MATERIAL TO PROCESS start
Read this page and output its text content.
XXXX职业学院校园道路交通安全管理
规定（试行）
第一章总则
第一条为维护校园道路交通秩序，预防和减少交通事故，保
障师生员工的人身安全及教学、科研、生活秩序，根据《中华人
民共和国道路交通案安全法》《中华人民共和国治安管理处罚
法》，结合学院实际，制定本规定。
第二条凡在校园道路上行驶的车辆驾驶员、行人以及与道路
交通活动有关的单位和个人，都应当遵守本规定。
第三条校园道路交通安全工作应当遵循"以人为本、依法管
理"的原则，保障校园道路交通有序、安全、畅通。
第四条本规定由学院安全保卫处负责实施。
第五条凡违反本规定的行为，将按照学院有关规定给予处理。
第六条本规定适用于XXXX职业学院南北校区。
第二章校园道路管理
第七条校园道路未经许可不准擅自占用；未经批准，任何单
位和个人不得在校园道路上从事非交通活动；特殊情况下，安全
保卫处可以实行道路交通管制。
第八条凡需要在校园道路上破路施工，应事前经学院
MATERIAL TO PROCESS end
THE PROBLEM: Repeat the material from above exactly, word for word.

ANSWER TO THE TASK:
Read this page and output its text content.
XXXX职业学院校园道路交通安全管理
规定（试行）
第一章总则
第一条为维护校园道路交通秩序，预防和减少交通事故，保
障师生员工的人身安全及教学、科研、生活秩序，根据《中华人
民共和国道路交通案安全法》《中华人民共和国治安管理处罚
法》，结合学院实际，制定本规定。
第二条凡在校园道路上行驶的车辆驾驶员、行人以及与道路
交通活动有关的单位和个人，都应当遵守本规定。
第三条校园道路交通安全工作应当遵循"以人为本、依法管
理"的原则，保障校园道路交通有序、安全、畅通。
第四条本规定由学院安全保卫处负责实施。
第五条凡违反本规定的行为，将按照学院有关规定给予处理。
第六条本规定适用于XXXX职业学院南北校区。
第二章校园道路管理
第七条校园道路未经许可不准擅自占用；未经批准，任何单
位和个人不得在校园道路上从事非交通活动；特殊情况下，安全
保卫处可以实行道路交通管制。
第八条凡需要在校园道路上破路施工，应事前经学院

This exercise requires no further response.